_EXTRACTED RECORDS_
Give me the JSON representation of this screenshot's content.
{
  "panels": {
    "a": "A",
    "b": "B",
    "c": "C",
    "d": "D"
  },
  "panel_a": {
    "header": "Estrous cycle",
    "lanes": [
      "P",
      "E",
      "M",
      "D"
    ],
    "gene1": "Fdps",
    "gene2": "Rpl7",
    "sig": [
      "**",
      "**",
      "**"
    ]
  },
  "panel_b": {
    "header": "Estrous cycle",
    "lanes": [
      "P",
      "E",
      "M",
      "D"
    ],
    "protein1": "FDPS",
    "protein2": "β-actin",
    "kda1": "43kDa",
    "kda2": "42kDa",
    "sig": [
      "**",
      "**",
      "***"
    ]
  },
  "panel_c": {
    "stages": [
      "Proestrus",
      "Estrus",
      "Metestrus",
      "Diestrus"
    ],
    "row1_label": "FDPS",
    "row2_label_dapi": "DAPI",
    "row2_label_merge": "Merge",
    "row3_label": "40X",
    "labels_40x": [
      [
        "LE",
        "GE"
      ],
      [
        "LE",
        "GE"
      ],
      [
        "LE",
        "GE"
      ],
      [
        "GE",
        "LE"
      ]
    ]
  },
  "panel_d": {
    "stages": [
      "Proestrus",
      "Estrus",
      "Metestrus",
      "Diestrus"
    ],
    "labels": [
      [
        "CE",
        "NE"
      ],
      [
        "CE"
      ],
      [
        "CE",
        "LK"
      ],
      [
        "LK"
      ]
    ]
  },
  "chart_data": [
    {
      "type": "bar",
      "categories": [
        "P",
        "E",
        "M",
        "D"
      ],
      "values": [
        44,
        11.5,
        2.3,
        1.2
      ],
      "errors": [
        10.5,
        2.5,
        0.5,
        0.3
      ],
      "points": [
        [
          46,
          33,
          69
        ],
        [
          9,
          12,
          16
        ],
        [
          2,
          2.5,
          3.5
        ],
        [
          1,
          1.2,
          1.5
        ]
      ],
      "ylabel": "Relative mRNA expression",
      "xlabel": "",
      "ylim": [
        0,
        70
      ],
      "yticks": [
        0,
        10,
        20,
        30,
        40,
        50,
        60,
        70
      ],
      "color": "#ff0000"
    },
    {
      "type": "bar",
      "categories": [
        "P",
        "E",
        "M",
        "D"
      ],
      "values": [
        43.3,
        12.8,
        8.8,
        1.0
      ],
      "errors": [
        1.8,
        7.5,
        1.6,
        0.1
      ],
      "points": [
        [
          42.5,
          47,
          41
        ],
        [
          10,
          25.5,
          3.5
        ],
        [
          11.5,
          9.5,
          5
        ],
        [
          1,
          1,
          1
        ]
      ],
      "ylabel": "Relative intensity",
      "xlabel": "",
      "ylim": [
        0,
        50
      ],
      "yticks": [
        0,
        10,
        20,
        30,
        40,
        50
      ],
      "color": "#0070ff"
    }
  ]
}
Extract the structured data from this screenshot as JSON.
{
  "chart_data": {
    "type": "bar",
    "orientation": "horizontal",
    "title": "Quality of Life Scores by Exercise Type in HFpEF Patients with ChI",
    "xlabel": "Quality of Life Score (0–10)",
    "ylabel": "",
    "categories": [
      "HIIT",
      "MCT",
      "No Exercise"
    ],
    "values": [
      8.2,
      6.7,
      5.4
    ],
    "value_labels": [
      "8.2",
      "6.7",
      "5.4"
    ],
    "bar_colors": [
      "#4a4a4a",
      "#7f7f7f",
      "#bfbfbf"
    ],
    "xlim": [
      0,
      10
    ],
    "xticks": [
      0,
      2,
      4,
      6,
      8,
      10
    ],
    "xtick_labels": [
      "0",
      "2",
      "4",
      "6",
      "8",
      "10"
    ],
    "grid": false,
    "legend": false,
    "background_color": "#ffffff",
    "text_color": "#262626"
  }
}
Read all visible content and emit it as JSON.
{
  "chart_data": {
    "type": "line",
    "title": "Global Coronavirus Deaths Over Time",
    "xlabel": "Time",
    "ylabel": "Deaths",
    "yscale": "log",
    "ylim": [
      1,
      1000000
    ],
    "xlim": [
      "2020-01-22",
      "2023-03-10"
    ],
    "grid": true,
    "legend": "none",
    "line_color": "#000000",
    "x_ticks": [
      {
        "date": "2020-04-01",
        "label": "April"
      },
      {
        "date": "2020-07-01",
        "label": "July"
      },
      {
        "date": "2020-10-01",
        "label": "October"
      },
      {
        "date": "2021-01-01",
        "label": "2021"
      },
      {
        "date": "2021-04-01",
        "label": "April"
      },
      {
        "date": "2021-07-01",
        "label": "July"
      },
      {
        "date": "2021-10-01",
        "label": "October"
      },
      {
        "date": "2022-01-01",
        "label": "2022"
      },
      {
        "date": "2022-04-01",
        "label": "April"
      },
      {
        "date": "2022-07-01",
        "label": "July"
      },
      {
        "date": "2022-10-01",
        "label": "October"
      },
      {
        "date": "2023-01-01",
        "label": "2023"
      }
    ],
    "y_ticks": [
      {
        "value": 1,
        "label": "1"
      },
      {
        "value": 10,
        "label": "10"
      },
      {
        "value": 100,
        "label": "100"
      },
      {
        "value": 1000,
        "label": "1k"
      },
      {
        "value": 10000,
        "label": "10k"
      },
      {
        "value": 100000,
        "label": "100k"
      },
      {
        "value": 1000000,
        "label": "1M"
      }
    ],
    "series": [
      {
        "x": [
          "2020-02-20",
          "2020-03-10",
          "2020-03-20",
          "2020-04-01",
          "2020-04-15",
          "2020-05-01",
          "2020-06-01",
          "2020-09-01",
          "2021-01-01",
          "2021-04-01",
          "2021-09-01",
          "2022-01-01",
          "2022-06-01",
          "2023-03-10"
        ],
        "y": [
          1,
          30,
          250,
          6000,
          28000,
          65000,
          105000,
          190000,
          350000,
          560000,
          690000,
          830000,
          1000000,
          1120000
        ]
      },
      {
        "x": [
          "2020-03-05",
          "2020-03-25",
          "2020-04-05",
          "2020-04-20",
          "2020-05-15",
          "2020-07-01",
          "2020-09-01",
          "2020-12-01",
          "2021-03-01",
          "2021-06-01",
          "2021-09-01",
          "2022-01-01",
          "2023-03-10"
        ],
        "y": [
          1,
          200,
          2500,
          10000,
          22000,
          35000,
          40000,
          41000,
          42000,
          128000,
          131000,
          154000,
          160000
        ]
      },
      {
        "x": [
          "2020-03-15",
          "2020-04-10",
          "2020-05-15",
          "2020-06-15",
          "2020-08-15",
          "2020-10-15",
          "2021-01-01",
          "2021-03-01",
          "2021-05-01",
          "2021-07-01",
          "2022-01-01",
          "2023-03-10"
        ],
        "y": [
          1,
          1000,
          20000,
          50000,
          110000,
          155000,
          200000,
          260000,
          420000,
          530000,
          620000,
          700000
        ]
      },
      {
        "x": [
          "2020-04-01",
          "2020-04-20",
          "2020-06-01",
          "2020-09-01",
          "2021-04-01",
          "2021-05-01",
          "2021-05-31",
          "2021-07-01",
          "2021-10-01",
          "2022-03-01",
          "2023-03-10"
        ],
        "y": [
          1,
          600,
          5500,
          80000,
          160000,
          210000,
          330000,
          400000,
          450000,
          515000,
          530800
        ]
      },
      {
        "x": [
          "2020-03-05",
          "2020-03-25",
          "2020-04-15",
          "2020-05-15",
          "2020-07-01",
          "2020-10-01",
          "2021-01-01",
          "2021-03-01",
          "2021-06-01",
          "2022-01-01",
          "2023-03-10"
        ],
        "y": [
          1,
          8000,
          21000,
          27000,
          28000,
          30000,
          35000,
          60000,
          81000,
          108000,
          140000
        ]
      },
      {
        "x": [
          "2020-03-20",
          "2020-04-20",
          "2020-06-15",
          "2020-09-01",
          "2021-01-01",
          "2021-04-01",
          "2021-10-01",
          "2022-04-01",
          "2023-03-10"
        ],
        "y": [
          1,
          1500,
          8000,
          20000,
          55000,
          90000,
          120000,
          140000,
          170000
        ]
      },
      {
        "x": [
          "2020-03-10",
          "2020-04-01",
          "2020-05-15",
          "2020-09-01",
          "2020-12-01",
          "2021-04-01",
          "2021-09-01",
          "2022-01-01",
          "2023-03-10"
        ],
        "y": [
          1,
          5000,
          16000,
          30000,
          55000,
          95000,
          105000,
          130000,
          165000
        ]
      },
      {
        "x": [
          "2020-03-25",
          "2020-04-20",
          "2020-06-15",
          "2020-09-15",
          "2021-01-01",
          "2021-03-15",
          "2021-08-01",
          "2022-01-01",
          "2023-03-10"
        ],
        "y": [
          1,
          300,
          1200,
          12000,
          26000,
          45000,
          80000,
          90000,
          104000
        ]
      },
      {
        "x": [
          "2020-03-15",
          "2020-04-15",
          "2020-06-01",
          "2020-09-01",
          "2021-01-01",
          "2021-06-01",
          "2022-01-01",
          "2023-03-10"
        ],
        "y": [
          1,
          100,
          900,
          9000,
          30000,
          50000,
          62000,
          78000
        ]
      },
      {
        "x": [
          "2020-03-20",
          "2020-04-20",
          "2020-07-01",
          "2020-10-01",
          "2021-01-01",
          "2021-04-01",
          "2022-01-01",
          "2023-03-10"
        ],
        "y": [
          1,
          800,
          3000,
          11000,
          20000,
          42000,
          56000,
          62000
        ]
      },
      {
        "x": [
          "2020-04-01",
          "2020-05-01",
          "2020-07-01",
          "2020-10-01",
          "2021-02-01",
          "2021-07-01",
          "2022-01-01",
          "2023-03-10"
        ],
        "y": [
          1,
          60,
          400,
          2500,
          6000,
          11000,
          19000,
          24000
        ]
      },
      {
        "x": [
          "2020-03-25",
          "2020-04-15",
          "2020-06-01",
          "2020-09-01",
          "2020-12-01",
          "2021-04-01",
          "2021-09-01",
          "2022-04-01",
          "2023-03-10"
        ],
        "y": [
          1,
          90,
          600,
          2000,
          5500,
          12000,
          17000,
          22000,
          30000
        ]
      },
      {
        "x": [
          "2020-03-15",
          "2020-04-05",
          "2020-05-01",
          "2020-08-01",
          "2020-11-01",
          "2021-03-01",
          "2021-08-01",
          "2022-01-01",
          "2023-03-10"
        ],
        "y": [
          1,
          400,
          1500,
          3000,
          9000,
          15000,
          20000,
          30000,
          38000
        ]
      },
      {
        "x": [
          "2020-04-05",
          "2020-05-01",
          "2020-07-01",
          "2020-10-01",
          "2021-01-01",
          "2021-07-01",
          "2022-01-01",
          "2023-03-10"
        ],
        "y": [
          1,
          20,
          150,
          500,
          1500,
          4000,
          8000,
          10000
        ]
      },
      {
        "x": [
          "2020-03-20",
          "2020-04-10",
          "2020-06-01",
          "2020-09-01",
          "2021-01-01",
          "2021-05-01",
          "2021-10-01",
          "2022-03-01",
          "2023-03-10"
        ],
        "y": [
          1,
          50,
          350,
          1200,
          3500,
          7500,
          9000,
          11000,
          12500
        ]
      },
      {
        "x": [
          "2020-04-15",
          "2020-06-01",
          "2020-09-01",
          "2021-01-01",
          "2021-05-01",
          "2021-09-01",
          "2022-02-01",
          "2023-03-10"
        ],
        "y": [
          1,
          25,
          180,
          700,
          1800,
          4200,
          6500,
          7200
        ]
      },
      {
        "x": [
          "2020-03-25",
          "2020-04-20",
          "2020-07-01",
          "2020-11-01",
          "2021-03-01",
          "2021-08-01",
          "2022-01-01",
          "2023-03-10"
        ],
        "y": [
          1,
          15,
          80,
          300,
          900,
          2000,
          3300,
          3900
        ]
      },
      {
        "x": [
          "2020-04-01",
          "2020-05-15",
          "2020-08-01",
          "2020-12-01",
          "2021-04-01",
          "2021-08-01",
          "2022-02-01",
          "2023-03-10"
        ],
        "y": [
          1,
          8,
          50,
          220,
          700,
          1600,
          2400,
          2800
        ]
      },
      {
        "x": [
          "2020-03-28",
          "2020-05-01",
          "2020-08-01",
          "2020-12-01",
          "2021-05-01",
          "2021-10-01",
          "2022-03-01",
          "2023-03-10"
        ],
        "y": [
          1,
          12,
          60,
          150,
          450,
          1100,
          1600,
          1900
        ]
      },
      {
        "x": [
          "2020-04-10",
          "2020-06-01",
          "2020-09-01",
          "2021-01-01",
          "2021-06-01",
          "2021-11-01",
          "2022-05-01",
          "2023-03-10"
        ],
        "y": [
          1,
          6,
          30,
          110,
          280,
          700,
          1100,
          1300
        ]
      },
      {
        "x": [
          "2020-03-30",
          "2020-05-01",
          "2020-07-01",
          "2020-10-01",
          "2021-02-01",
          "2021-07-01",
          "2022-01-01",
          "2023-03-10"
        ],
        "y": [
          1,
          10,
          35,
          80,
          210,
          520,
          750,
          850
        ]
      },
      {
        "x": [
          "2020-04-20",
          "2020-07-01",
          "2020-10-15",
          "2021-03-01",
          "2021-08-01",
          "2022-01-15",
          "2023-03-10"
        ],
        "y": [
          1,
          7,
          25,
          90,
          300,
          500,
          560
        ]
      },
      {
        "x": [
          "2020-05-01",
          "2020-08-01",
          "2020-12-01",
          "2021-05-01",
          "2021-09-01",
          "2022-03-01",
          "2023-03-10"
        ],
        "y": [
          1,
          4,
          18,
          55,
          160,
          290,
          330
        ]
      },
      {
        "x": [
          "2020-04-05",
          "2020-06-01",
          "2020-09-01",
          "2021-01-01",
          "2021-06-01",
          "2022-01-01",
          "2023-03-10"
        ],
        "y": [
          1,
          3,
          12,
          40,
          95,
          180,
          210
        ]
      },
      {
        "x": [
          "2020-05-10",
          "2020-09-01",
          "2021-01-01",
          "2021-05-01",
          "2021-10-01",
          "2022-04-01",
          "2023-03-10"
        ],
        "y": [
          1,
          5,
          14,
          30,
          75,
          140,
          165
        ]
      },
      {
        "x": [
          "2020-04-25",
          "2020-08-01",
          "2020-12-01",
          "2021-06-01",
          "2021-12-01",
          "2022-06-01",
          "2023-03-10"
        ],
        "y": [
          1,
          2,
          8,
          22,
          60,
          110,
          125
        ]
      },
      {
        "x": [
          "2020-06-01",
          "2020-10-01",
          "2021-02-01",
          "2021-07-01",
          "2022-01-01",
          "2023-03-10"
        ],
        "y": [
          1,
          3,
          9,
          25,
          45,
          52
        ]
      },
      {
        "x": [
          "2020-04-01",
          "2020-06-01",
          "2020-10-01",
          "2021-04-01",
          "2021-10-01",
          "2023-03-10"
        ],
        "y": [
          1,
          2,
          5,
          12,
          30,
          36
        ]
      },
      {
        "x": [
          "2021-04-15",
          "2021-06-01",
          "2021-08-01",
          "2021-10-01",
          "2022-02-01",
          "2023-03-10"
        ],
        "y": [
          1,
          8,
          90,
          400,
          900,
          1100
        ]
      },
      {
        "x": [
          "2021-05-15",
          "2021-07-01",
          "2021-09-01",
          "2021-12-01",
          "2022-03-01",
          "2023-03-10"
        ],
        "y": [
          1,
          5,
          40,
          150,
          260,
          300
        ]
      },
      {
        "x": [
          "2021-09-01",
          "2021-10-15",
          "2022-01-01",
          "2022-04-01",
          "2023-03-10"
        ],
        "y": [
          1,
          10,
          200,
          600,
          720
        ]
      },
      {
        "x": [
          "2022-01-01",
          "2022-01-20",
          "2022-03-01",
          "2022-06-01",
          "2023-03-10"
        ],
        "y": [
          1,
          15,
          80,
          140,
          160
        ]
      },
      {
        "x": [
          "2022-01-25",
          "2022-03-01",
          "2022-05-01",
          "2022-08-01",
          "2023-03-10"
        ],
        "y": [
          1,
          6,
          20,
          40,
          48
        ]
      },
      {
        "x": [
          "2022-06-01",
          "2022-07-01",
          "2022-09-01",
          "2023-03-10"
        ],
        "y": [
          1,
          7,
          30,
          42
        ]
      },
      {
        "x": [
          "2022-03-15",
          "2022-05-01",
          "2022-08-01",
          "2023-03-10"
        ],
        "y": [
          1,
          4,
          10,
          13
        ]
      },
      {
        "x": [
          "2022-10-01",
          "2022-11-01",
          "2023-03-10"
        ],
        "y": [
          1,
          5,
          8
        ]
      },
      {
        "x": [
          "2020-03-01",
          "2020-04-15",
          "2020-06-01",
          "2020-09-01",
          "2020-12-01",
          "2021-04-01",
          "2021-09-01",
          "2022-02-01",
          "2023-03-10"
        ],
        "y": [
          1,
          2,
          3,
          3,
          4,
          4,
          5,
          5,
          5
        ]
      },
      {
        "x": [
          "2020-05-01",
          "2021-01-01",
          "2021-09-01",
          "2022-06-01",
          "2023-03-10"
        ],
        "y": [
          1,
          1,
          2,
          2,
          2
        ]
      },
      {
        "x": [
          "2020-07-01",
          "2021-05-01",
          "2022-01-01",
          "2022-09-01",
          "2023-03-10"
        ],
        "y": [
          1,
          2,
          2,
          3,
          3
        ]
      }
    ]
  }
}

_WHAT TO DO_
Which lines of the entries above contain the word "Exercise"? Copy each of them.

_OUTPUT_
    "title": "Quality of Life Scores by Exercise Type in HFpEF Patients with ChI",
      "No Exercise"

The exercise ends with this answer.